▶ [Exercise]: Copy each line of the entries beneath that contains the word "Dette".

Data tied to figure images
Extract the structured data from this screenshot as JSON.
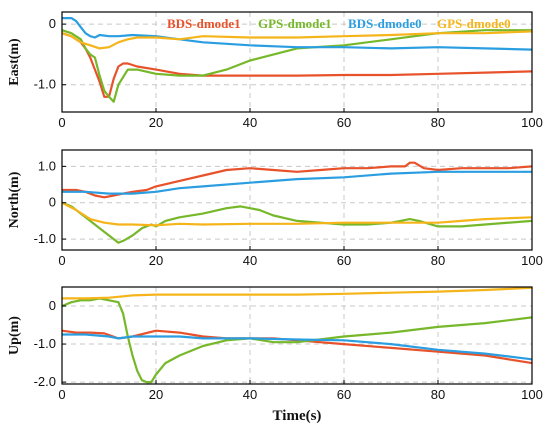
{
  "chart_data": [
    {
      "type": "line",
      "panel": "east",
      "ylabel": "East(m)",
      "xlabel": "",
      "xlim": [
        0,
        100
      ],
      "ylim": [
        -1.45,
        0.2
      ],
      "xticks": [
        "0",
        "20",
        "40",
        "60",
        "80",
        "100"
      ],
      "yticks": [
        {
          "value": 0,
          "label": "0"
        },
        {
          "value": -1.0,
          "label": "-1.0"
        }
      ],
      "grid": true,
      "legend": {
        "placement": "top",
        "entries": [
          "BDS-dmode1",
          "GPS-dmode1",
          "BDS-dmode0",
          "GPS-dmode0"
        ]
      },
      "series": [
        {
          "name": "BDS-dmode1",
          "color": "#e8522b",
          "x": [
            0,
            2,
            4,
            5,
            6,
            7,
            8,
            9,
            10,
            11,
            12,
            13,
            14,
            16,
            20,
            25,
            30,
            40,
            50,
            60,
            70,
            80,
            90,
            100
          ],
          "y": [
            -0.15,
            -0.2,
            -0.3,
            -0.4,
            -0.55,
            -0.75,
            -0.95,
            -1.2,
            -1.2,
            -0.9,
            -0.7,
            -0.65,
            -0.65,
            -0.7,
            -0.75,
            -0.82,
            -0.85,
            -0.85,
            -0.85,
            -0.84,
            -0.84,
            -0.82,
            -0.8,
            -0.78
          ]
        },
        {
          "name": "GPS-dmode1",
          "color": "#76b82a",
          "x": [
            0,
            2,
            4,
            5,
            6,
            7,
            8,
            9,
            10,
            11,
            12,
            14,
            16,
            20,
            25,
            30,
            35,
            40,
            50,
            60,
            70,
            75,
            80,
            90,
            100
          ],
          "y": [
            -0.1,
            -0.15,
            -0.25,
            -0.4,
            -0.5,
            -0.55,
            -0.85,
            -1.1,
            -1.2,
            -1.28,
            -1.0,
            -0.75,
            -0.75,
            -0.82,
            -0.85,
            -0.85,
            -0.75,
            -0.6,
            -0.4,
            -0.35,
            -0.25,
            -0.2,
            -0.15,
            -0.1,
            -0.1
          ]
        },
        {
          "name": "BDS-dmode0",
          "color": "#2a9ee0",
          "x": [
            0,
            2,
            3,
            4,
            5,
            6,
            7,
            8,
            10,
            12,
            15,
            20,
            25,
            30,
            40,
            50,
            60,
            70,
            80,
            90,
            100
          ],
          "y": [
            0.1,
            0.1,
            0.05,
            -0.05,
            -0.15,
            -0.2,
            -0.22,
            -0.18,
            -0.2,
            -0.2,
            -0.18,
            -0.2,
            -0.25,
            -0.3,
            -0.35,
            -0.38,
            -0.38,
            -0.4,
            -0.38,
            -0.4,
            -0.42
          ]
        },
        {
          "name": "GPS-dmode0",
          "color": "#f5b51a",
          "x": [
            0,
            2,
            4,
            6,
            8,
            10,
            12,
            14,
            16,
            20,
            25,
            30,
            40,
            50,
            60,
            70,
            80,
            90,
            100
          ],
          "y": [
            -0.15,
            -0.2,
            -0.3,
            -0.35,
            -0.4,
            -0.38,
            -0.3,
            -0.25,
            -0.22,
            -0.22,
            -0.25,
            -0.2,
            -0.22,
            -0.22,
            -0.2,
            -0.18,
            -0.15,
            -0.15,
            -0.12
          ]
        }
      ]
    },
    {
      "type": "line",
      "panel": "north",
      "ylabel": "North(m)",
      "xlabel": "",
      "xlim": [
        0,
        100
      ],
      "ylim": [
        -1.3,
        1.45
      ],
      "xticks": [
        "0",
        "20",
        "40",
        "60",
        "80",
        "100"
      ],
      "yticks": [
        {
          "value": 1.0,
          "label": "1.0"
        },
        {
          "value": 0,
          "label": "0"
        },
        {
          "value": -1.0,
          "label": "-1.0"
        }
      ],
      "grid": true,
      "series": [
        {
          "name": "BDS-dmode1",
          "color": "#e8522b",
          "x": [
            0,
            3,
            5,
            7,
            9,
            11,
            13,
            15,
            18,
            20,
            25,
            30,
            35,
            40,
            45,
            50,
            55,
            60,
            65,
            70,
            73,
            74,
            75,
            77,
            80,
            85,
            90,
            95,
            100
          ],
          "y": [
            0.35,
            0.35,
            0.3,
            0.2,
            0.15,
            0.2,
            0.25,
            0.3,
            0.35,
            0.45,
            0.6,
            0.75,
            0.9,
            0.95,
            0.9,
            0.85,
            0.9,
            0.95,
            0.95,
            1.0,
            1.0,
            1.1,
            1.1,
            0.95,
            0.9,
            0.95,
            0.95,
            0.95,
            1.0
          ]
        },
        {
          "name": "GPS-dmode1",
          "color": "#76b82a",
          "x": [
            0,
            2,
            4,
            6,
            8,
            10,
            12,
            13,
            15,
            17,
            19,
            20,
            22,
            25,
            30,
            35,
            38,
            42,
            45,
            50,
            55,
            60,
            65,
            70,
            72,
            74,
            76,
            80,
            85,
            90,
            100
          ],
          "y": [
            0.0,
            -0.1,
            -0.3,
            -0.5,
            -0.7,
            -0.9,
            -1.1,
            -1.05,
            -0.9,
            -0.7,
            -0.6,
            -0.65,
            -0.5,
            -0.4,
            -0.3,
            -0.15,
            -0.1,
            -0.2,
            -0.35,
            -0.5,
            -0.55,
            -0.6,
            -0.6,
            -0.55,
            -0.5,
            -0.45,
            -0.5,
            -0.65,
            -0.65,
            -0.6,
            -0.5
          ]
        },
        {
          "name": "BDS-dmode0",
          "color": "#2a9ee0",
          "x": [
            0,
            5,
            10,
            15,
            20,
            25,
            30,
            40,
            50,
            60,
            70,
            80,
            90,
            100
          ],
          "y": [
            0.3,
            0.3,
            0.25,
            0.25,
            0.3,
            0.4,
            0.45,
            0.55,
            0.65,
            0.7,
            0.8,
            0.85,
            0.85,
            0.85
          ]
        },
        {
          "name": "GPS-dmode0",
          "color": "#f5b51a",
          "x": [
            0,
            3,
            6,
            9,
            12,
            15,
            20,
            25,
            30,
            40,
            50,
            60,
            70,
            75,
            80,
            85,
            90,
            100
          ],
          "y": [
            0.0,
            -0.2,
            -0.45,
            -0.55,
            -0.6,
            -0.6,
            -0.62,
            -0.58,
            -0.6,
            -0.58,
            -0.58,
            -0.55,
            -0.55,
            -0.55,
            -0.55,
            -0.5,
            -0.45,
            -0.4
          ]
        }
      ]
    },
    {
      "type": "line",
      "panel": "up",
      "ylabel": "Up(m)",
      "xlabel": "Time(s)",
      "xlim": [
        0,
        100
      ],
      "ylim": [
        -2.05,
        0.5
      ],
      "xticks": [
        "0",
        "20",
        "40",
        "60",
        "80",
        "100"
      ],
      "yticks": [
        {
          "value": 0,
          "label": "0"
        },
        {
          "value": -1.0,
          "label": "-1.0"
        },
        {
          "value": -2.0,
          "label": "-2.0"
        }
      ],
      "grid": true,
      "series": [
        {
          "name": "BDS-dmode1",
          "color": "#e8522b",
          "x": [
            0,
            3,
            6,
            9,
            12,
            15,
            20,
            25,
            30,
            35,
            40,
            45,
            50,
            60,
            70,
            80,
            90,
            100
          ],
          "y": [
            -0.65,
            -0.7,
            -0.7,
            -0.72,
            -0.85,
            -0.8,
            -0.65,
            -0.7,
            -0.8,
            -0.85,
            -0.85,
            -0.85,
            -0.9,
            -1.0,
            -1.1,
            -1.2,
            -1.3,
            -1.5
          ]
        },
        {
          "name": "GPS-dmode1",
          "color": "#76b82a",
          "x": [
            0,
            2,
            4,
            6,
            8,
            10,
            12,
            13,
            14,
            15,
            16,
            17,
            18,
            19,
            20,
            22,
            25,
            30,
            35,
            40,
            45,
            50,
            60,
            70,
            80,
            90,
            100
          ],
          "y": [
            0.0,
            0.1,
            0.15,
            0.15,
            0.2,
            0.15,
            0.1,
            -0.2,
            -0.8,
            -1.3,
            -1.7,
            -1.95,
            -2.0,
            -2.0,
            -1.8,
            -1.5,
            -1.3,
            -1.05,
            -0.9,
            -0.85,
            -0.95,
            -0.95,
            -0.8,
            -0.7,
            -0.55,
            -0.45,
            -0.3
          ]
        },
        {
          "name": "BDS-dmode0",
          "color": "#2a9ee0",
          "x": [
            0,
            5,
            10,
            12,
            15,
            20,
            25,
            30,
            40,
            50,
            60,
            70,
            80,
            90,
            100
          ],
          "y": [
            -0.75,
            -0.75,
            -0.8,
            -0.85,
            -0.8,
            -0.8,
            -0.8,
            -0.85,
            -0.85,
            -0.88,
            -0.9,
            -1.0,
            -1.15,
            -1.25,
            -1.4
          ]
        },
        {
          "name": "GPS-dmode0",
          "color": "#f5b51a",
          "x": [
            0,
            5,
            10,
            15,
            20,
            30,
            40,
            50,
            60,
            70,
            80,
            90,
            100
          ],
          "y": [
            0.2,
            0.2,
            0.22,
            0.28,
            0.3,
            0.3,
            0.3,
            0.3,
            0.32,
            0.35,
            0.38,
            0.42,
            0.48
          ]
        }
      ]
    }
  ]
}
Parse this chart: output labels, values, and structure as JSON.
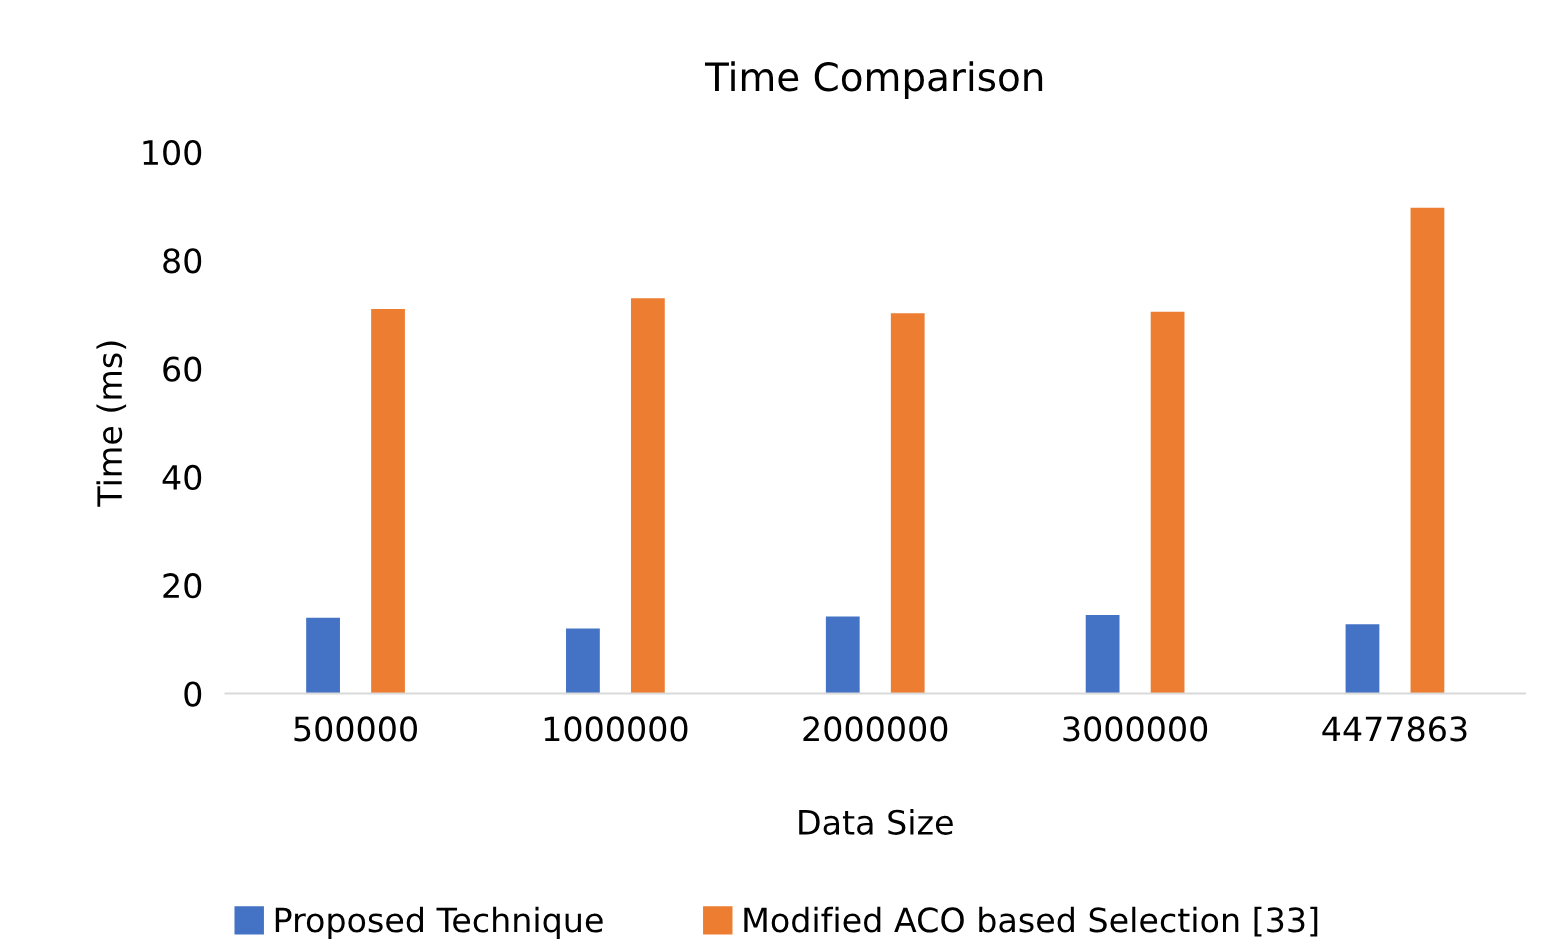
{
  "chart_data": {
    "type": "bar",
    "title": "Time Comparison",
    "xlabel": "Data Size",
    "ylabel": "Time (ms)",
    "categories": [
      "500000",
      "1000000",
      "2000000",
      "3000000",
      "4477863"
    ],
    "series": [
      {
        "name": "Proposed Technique",
        "color": "#4472c4",
        "values": [
          14,
          12,
          14.2,
          14.5,
          12.8
        ]
      },
      {
        "name": "Modified ACO based Selection [33]",
        "color": "#ed7d31",
        "values": [
          71,
          73,
          70.2,
          70.5,
          89.7
        ]
      }
    ],
    "ylim": [
      0,
      100
    ],
    "yticks": [
      0,
      20,
      40,
      60,
      80,
      100
    ],
    "grid": false,
    "legend": "bottom"
  }
}
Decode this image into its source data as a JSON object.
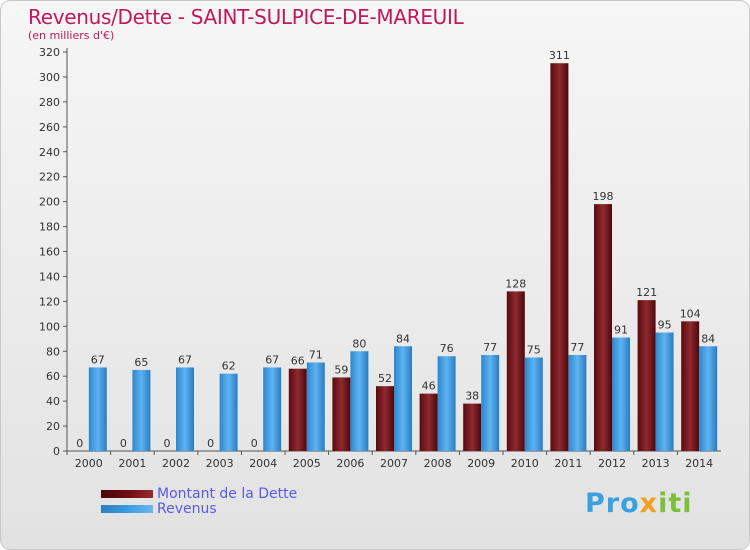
{
  "title": "Revenus/Dette - SAINT-SULPICE-DE-MAREUIL",
  "subtitle": "(en milliers d'€)",
  "logo": {
    "p1": "Pro",
    "p2": "x",
    "p3": "iti"
  },
  "colors": {
    "debt": "#7a1a1f",
    "revenue": "#3b9be0",
    "text": "#c2185b",
    "legend_text": "#5a5ae6"
  },
  "legend": [
    {
      "label": "Montant de la Dette",
      "color": "#6a0d12"
    },
    {
      "label": "Revenus",
      "color": "#3b9be0"
    }
  ],
  "chart_data": {
    "type": "bar",
    "categories": [
      "2000",
      "2001",
      "2002",
      "2003",
      "2004",
      "2005",
      "2006",
      "2007",
      "2008",
      "2009",
      "2010",
      "2011",
      "2012",
      "2013",
      "2014"
    ],
    "series": [
      {
        "name": "Montant de la Dette",
        "values": [
          0,
          0,
          0,
          0,
          0,
          66,
          59,
          52,
          46,
          38,
          128,
          311,
          198,
          121,
          104
        ]
      },
      {
        "name": "Revenus",
        "values": [
          67,
          65,
          67,
          62,
          67,
          71,
          80,
          84,
          76,
          77,
          75,
          77,
          91,
          95,
          84
        ]
      }
    ],
    "ylim": [
      0,
      320
    ],
    "yticks": [
      0,
      20,
      40,
      60,
      80,
      100,
      120,
      140,
      160,
      180,
      200,
      220,
      240,
      260,
      280,
      300,
      320
    ],
    "grid": false,
    "legend_position": "bottom-left"
  }
}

▶ [The response]:
  "title": "Revenus/Dette - SAINT-SULPICE-DE-MAREUIL",
      "label": "Montant de la Dette",
        "name": "Montant de la Dette",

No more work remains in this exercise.